* _Aufgabe 1_
Welches Motto trägt laut der Buchrezension die erste Ausgabe von Goethes »Italienischer Reise«?

Buchrezensionen

Golo Maurer: Italien als Erlebnis und Vorstellung. Landschaftswahrnehmung deutscher Künstler und Reisender 1760-1870, Verlag Schnell & Steiner 2015

»Auch ich in Arcadien« lautet das Motto der ersten Ausgabe von Goethes »Italienischer Reise«. Arcadien – das ist nicht nur eine Region in Griechenland, in mythischer Vergangenheit und gemäß der Überlieferung Vergils einst bevölkert von Flöte spielenden, dichtenden und singenden Hirten, die mit der Natur und den Göttern, Nymphen und Satyrn im Einklang lebten, sondern auch und vor allem Synonym für das Sehnsuchtsland der Deutschen im Süden, nämlich Italien. Mit seinem neuen Buch hat der Kunsthistoriker Golo Maurer den Italien-Mythos einer profunden Analyse unterzogen. Rainer K. Wick hat es gelesen.

* _Aufgabe 2_
Schreibe die Datensätze vom Anfang bis einschließlich der Zeile mit „enemy-stats: Lv.2(枪)HP 1,017 (338, 267, 594, 288)“ erneut ab und ersetze dabei „enemy-level“ durch „enemy-lv“. Alles andere bleibt unverändert.

* _Vorliegende Datensätze_

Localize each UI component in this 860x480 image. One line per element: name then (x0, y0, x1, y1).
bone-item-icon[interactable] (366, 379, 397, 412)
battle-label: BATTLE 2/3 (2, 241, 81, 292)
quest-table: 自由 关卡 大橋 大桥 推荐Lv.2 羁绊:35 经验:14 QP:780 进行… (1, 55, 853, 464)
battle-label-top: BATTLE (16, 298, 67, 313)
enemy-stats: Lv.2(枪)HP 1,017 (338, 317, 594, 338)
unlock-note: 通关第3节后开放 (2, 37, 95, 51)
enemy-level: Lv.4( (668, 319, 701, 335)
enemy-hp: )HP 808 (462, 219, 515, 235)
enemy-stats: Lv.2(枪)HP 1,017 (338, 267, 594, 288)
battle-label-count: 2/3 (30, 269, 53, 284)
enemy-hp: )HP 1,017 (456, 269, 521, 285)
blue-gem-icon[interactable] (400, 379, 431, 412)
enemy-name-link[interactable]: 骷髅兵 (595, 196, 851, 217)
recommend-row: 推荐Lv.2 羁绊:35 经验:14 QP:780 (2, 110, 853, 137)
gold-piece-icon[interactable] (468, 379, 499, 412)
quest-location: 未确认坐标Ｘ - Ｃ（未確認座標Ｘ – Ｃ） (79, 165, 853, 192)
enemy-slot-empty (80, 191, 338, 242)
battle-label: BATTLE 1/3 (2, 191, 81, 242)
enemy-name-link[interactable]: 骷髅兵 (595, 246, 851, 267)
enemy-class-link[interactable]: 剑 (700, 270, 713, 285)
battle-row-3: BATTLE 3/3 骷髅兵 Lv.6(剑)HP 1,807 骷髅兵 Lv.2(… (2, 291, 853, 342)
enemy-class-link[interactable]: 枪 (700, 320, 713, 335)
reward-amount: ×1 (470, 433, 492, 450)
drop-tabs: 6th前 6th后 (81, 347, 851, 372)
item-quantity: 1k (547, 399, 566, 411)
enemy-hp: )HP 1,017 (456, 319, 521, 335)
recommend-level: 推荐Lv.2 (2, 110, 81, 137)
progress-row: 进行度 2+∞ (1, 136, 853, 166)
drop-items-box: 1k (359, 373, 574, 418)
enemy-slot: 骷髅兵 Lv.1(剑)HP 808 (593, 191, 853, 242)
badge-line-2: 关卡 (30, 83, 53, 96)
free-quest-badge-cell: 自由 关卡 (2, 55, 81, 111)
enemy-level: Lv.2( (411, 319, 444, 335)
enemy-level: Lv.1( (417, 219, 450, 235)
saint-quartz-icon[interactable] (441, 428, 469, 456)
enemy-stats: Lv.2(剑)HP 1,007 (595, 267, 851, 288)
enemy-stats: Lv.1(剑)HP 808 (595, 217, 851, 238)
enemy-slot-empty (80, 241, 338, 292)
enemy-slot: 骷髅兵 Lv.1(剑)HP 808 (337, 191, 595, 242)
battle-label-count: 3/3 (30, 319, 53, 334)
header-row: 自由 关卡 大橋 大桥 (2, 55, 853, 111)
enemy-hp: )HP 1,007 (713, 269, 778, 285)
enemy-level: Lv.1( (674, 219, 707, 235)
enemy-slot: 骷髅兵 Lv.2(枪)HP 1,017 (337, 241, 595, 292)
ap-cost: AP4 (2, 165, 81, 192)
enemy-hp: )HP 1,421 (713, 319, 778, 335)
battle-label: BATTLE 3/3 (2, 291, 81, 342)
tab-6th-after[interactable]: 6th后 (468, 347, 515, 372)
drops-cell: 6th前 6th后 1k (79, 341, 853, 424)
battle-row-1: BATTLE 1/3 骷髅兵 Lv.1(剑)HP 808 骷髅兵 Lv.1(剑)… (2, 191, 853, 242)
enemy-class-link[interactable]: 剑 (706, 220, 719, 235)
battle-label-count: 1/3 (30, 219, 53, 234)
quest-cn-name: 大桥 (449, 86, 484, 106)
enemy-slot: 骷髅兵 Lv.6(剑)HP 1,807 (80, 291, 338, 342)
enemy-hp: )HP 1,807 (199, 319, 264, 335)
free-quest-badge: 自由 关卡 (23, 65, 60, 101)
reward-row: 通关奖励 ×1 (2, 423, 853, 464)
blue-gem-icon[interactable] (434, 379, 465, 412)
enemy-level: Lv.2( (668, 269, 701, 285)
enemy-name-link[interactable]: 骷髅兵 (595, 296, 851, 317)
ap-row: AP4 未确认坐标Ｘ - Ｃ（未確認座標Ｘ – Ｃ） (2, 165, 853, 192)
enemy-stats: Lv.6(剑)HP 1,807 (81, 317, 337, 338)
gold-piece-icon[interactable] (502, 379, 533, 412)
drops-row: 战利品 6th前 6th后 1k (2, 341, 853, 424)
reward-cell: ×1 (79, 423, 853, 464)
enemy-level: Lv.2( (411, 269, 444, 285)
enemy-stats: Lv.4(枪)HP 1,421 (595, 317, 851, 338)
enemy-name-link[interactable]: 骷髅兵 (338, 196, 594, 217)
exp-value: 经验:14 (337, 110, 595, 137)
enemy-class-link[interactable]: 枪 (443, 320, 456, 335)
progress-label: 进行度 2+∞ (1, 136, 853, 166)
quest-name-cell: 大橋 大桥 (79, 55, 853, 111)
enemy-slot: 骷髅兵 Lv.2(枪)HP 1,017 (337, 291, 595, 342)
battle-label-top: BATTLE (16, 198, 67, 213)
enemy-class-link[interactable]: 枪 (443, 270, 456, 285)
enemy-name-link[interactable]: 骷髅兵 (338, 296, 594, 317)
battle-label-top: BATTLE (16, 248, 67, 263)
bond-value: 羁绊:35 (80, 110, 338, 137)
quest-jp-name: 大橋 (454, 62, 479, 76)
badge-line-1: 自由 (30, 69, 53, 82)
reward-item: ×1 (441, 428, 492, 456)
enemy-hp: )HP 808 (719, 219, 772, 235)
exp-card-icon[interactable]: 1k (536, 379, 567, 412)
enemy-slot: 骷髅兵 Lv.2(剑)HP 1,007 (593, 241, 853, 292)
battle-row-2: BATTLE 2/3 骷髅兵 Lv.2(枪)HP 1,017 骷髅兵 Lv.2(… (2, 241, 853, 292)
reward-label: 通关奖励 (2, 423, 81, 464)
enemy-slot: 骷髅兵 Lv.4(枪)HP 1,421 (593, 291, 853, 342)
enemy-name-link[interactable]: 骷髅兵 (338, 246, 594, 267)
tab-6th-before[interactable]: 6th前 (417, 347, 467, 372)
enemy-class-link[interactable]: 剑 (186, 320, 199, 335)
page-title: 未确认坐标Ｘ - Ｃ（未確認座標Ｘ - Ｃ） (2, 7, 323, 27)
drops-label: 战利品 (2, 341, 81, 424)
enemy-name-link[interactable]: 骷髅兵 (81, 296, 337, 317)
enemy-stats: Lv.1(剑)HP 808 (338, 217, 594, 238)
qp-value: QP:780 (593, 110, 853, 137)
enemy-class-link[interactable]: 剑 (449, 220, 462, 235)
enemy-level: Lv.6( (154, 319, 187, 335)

* _Lösung 1_
»Auch ich in Arcadien«

* _Lösung 2_
Localize each UI component in this 860x480 image. One line per element: name then (x0, y0, x1, y1).
bone-item-icon[interactable] (366, 379, 397, 412)
battle-label: BATTLE 2/3 (2, 241, 81, 292)
quest-table: 自由 关卡 大橋 大桥 推荐Lv.2 羁绊:35 经验:14 QP:780 进行… (1, 55, 853, 464)
battle-label-top: BATTLE (16, 298, 67, 313)
enemy-stats: Lv.2(枪)HP 1,017 (338, 317, 594, 338)
unlock-note: 通关第3节后开放 (2, 37, 95, 51)
enemy-lv: Lv.4( (668, 319, 701, 335)
enemy-hp: )HP 808 (462, 219, 515, 235)
enemy-stats: Lv.2(枪)HP 1,017 (338, 267, 594, 288)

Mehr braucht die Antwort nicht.